▶ _INSTRUCTIONS FOR THE TASK_
Reproduce all lines of the listing below in which the word "data" occurs.
## START
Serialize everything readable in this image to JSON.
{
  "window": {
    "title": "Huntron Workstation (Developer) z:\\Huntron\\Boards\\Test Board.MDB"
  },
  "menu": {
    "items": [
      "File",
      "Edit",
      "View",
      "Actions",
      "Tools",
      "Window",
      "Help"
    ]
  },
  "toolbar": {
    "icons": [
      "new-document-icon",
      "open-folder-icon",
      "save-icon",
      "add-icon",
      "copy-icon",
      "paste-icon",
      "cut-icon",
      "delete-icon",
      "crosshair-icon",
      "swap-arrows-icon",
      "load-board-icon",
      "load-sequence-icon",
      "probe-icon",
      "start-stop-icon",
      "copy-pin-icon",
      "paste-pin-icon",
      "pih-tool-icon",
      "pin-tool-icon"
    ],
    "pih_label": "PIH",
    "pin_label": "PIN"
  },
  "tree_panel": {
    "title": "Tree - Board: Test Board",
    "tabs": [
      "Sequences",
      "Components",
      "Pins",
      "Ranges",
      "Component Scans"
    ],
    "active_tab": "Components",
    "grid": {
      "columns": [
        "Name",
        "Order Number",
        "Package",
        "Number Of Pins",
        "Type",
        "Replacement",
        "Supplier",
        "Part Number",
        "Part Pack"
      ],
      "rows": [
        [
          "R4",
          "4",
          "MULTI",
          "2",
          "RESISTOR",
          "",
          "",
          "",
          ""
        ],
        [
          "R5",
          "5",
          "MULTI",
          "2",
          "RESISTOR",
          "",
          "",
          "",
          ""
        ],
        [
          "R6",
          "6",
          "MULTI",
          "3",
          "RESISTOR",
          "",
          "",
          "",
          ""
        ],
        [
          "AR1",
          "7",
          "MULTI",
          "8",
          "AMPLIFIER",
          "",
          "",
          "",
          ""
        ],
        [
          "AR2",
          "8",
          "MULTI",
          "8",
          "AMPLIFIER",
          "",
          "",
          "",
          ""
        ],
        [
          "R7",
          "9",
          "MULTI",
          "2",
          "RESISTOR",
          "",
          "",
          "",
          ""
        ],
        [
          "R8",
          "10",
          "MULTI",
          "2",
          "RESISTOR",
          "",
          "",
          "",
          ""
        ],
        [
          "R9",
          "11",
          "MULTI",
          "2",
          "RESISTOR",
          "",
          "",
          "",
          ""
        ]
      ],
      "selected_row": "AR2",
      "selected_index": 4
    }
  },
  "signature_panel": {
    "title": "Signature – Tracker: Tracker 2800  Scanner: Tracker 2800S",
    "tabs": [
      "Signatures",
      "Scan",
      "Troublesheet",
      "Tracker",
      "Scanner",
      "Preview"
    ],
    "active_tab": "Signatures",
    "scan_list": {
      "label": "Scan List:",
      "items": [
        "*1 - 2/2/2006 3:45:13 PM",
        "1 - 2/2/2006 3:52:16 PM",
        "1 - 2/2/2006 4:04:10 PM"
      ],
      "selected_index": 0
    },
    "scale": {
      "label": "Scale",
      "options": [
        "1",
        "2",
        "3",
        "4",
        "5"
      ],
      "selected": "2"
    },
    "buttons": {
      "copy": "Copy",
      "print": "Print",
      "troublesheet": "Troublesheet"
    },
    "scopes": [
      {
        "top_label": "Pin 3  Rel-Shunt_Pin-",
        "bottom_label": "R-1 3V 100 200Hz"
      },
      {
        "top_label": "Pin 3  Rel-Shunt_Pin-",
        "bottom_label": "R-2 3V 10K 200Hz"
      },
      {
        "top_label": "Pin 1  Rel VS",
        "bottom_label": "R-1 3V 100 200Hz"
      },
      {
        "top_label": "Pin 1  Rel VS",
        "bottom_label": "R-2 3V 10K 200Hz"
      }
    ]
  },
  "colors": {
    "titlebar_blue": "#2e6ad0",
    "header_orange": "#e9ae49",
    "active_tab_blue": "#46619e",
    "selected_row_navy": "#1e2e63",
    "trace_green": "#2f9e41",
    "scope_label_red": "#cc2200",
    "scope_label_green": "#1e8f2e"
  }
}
## END
## START
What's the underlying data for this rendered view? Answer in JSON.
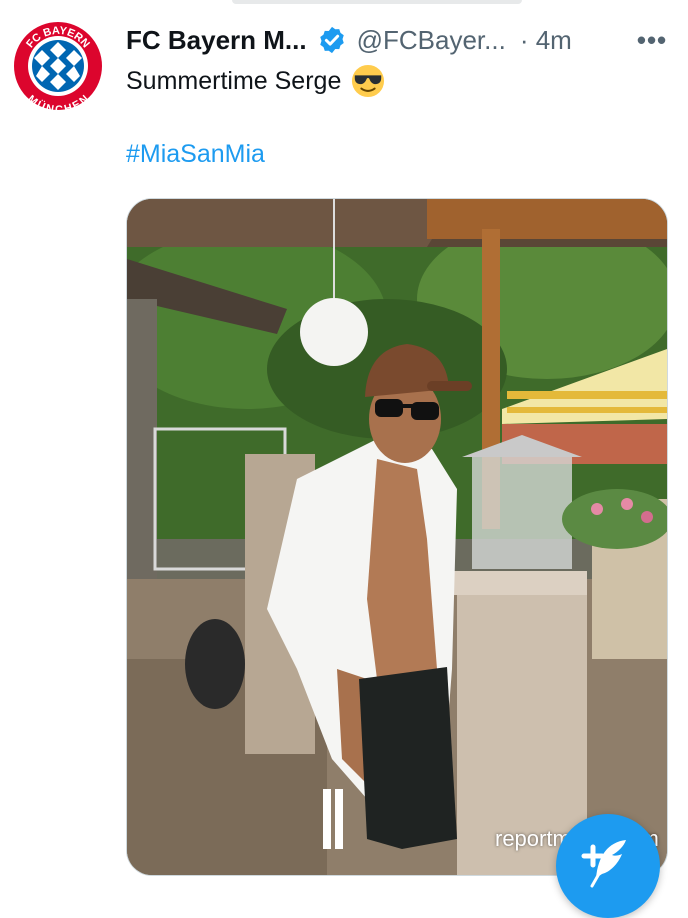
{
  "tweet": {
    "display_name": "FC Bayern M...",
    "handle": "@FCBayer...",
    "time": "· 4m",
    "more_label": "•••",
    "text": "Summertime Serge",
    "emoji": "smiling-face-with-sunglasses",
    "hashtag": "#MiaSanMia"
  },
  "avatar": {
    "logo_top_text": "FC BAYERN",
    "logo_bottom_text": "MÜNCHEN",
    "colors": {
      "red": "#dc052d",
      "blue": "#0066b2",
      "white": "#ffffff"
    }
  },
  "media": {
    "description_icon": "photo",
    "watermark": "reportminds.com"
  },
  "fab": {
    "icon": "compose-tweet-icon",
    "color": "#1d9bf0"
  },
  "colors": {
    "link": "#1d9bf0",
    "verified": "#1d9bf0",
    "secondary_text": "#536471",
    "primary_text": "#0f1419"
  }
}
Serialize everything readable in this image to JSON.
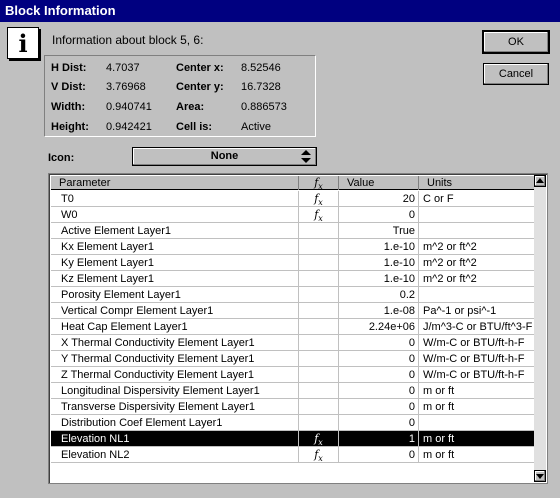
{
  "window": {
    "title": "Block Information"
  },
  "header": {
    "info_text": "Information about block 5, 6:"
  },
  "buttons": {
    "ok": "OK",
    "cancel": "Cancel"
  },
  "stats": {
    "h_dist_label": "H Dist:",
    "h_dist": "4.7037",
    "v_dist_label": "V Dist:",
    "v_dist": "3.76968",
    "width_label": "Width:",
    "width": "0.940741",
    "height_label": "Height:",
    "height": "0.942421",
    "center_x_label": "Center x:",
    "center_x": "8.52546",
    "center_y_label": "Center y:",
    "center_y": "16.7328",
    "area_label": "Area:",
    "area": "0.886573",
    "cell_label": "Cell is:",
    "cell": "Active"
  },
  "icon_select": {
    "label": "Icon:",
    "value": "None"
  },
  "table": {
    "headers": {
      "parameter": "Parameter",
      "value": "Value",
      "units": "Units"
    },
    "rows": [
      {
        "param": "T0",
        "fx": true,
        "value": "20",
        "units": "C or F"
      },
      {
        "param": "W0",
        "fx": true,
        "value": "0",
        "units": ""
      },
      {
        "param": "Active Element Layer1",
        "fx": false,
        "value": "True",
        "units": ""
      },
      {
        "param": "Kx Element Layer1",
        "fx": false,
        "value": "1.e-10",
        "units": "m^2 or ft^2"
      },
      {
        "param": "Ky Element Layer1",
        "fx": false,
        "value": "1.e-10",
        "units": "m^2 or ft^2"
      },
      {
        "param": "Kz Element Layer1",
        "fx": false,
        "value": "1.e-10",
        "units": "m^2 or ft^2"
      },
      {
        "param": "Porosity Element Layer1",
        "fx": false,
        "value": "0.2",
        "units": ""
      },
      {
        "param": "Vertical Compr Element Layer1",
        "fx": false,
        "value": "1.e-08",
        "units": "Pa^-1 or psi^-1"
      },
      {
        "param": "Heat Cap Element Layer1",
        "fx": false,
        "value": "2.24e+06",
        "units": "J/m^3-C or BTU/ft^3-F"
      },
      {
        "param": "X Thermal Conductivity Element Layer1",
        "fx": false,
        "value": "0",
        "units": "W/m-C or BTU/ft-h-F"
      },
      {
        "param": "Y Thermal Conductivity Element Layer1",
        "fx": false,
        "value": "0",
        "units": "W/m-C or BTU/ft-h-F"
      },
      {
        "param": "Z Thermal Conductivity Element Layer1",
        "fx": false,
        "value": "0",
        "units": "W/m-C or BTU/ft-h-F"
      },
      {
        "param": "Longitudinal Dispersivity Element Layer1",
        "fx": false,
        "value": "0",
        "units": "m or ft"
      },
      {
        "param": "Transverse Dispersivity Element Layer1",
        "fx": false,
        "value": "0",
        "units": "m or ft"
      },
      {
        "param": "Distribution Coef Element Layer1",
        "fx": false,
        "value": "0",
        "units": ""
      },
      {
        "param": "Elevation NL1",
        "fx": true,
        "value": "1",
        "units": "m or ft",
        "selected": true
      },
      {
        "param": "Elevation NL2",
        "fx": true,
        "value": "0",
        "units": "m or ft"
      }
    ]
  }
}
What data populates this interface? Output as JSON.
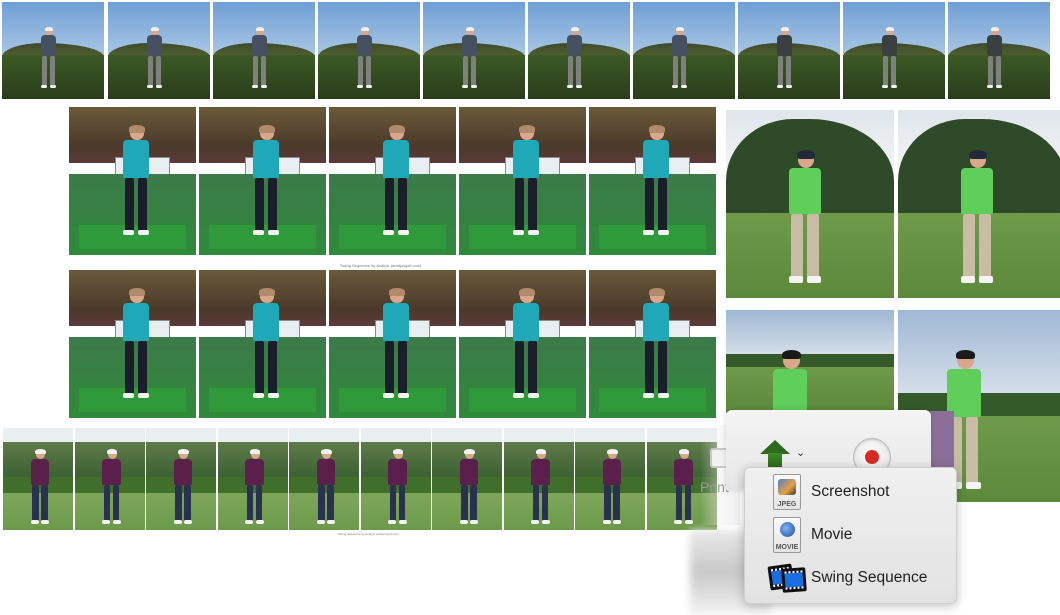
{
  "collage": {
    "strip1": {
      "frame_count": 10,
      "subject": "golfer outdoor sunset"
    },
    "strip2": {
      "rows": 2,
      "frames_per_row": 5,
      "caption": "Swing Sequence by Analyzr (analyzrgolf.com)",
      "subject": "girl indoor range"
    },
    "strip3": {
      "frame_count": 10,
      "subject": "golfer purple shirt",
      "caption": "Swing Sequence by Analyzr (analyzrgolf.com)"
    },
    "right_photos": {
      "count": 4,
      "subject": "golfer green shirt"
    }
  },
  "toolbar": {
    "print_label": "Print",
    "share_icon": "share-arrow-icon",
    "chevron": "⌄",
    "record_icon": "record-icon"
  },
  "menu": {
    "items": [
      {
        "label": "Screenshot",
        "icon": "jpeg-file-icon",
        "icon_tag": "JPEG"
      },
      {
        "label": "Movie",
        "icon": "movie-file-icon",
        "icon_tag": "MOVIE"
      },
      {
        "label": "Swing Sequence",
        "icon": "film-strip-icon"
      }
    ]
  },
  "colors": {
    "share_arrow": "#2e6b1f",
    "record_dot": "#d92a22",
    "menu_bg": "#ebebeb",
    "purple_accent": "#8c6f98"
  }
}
## END
▶ _ANSWER TO THE TASK_
What's the underlying data for this rendered view? Answer in JSON.
What data populates this interface? Output as JSON.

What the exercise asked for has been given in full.